▸ Work to do
Scan the material for the word "tempo", and copy each line where it shows up.

++++ Dataset records

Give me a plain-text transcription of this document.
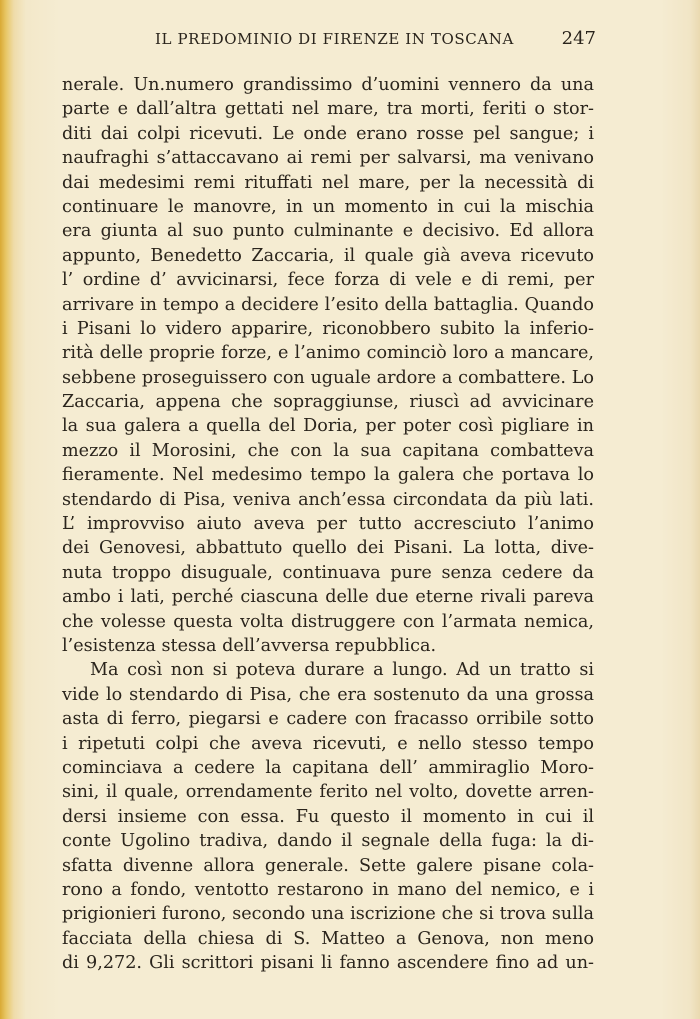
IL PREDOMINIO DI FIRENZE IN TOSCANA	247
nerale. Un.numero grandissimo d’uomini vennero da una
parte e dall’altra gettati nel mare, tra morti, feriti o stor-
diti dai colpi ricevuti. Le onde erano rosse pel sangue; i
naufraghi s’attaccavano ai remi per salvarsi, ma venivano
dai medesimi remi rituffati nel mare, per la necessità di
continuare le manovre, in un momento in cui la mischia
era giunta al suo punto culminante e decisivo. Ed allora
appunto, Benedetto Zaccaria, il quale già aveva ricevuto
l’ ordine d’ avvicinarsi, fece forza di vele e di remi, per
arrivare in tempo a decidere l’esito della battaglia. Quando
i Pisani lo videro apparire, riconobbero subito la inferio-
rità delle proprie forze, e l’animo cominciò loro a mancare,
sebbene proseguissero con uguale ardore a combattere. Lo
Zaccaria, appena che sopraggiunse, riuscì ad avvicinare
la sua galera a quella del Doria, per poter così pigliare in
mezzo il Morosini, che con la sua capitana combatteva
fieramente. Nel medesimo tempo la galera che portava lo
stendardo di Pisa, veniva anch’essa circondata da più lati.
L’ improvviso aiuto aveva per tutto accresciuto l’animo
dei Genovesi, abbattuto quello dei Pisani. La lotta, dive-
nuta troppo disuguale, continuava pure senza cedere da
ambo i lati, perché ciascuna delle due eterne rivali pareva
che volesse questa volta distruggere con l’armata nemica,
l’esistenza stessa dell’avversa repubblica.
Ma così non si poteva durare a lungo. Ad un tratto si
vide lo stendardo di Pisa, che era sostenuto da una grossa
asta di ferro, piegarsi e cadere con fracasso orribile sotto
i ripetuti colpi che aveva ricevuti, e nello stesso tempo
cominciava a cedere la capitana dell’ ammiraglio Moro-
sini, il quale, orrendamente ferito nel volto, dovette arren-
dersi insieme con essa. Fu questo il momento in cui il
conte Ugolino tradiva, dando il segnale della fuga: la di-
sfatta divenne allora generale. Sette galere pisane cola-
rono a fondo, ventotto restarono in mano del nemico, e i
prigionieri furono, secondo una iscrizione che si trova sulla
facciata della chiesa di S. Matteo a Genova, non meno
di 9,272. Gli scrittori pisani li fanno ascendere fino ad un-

++++++++
++++ Dataset records

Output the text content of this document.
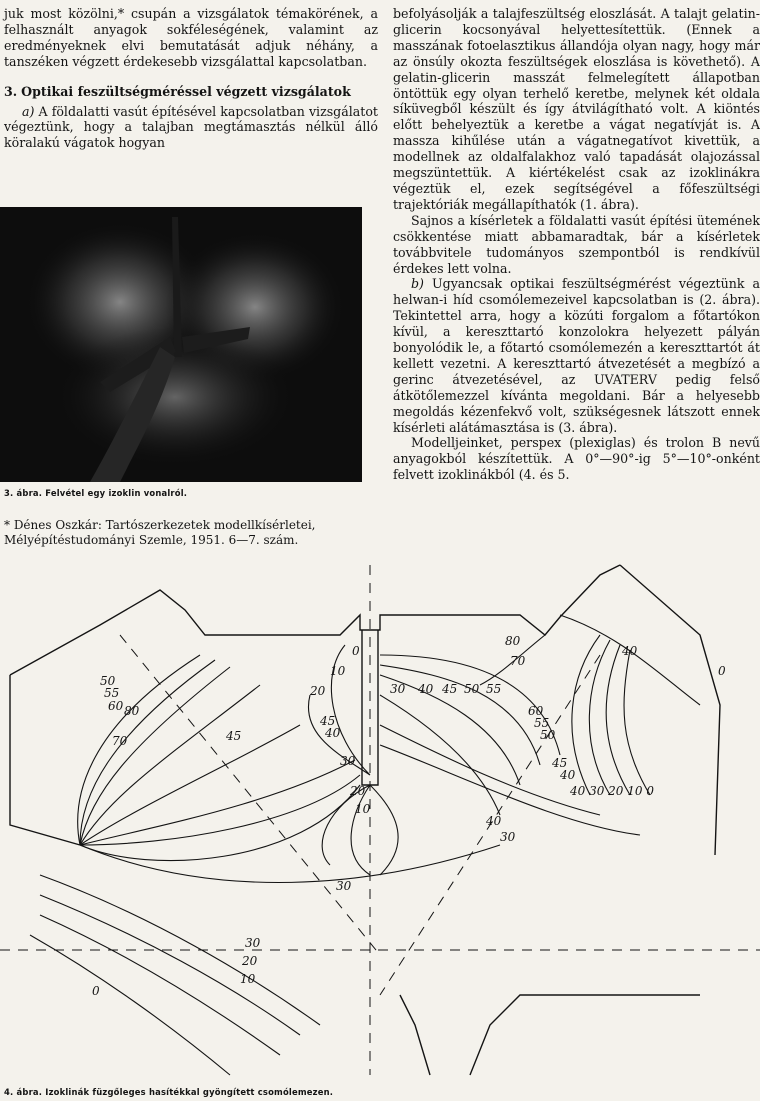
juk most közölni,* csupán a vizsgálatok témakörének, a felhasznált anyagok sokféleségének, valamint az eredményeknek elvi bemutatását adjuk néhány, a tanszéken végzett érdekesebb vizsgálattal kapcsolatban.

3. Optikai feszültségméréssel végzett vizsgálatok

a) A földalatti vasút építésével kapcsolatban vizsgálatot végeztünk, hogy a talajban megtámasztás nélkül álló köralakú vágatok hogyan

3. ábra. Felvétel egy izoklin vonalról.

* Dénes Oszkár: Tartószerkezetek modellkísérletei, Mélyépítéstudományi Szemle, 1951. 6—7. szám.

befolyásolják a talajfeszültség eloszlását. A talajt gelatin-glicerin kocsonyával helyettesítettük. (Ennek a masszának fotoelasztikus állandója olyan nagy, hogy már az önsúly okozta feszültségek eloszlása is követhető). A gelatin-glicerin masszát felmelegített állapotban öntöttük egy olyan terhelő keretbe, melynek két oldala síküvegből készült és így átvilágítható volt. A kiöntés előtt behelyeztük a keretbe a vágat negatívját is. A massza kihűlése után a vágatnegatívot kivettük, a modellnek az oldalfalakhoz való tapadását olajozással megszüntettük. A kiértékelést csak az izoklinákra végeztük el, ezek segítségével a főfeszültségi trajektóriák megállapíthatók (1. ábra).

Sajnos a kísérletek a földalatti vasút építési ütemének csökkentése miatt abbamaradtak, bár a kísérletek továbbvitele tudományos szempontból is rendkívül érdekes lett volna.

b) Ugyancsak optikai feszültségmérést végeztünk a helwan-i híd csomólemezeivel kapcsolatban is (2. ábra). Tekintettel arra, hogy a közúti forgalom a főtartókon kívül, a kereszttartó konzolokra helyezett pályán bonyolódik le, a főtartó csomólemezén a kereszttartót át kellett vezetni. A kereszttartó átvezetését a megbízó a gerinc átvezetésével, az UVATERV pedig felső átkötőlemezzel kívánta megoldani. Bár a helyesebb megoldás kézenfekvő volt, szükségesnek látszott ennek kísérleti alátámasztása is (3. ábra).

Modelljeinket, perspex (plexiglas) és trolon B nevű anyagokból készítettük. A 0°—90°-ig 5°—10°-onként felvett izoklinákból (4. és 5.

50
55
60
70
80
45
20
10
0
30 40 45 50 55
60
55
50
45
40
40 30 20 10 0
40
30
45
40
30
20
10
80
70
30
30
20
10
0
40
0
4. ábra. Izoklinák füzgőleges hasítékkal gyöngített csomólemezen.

++++++++

▸ Finished exercise
arrivare in tempo a decidere l’esito della battaglia. Quando
fieramente. Nel medesimo tempo la galera che portava lo
i ripetuti colpi che aveva ricevuti, e nello stesso tempo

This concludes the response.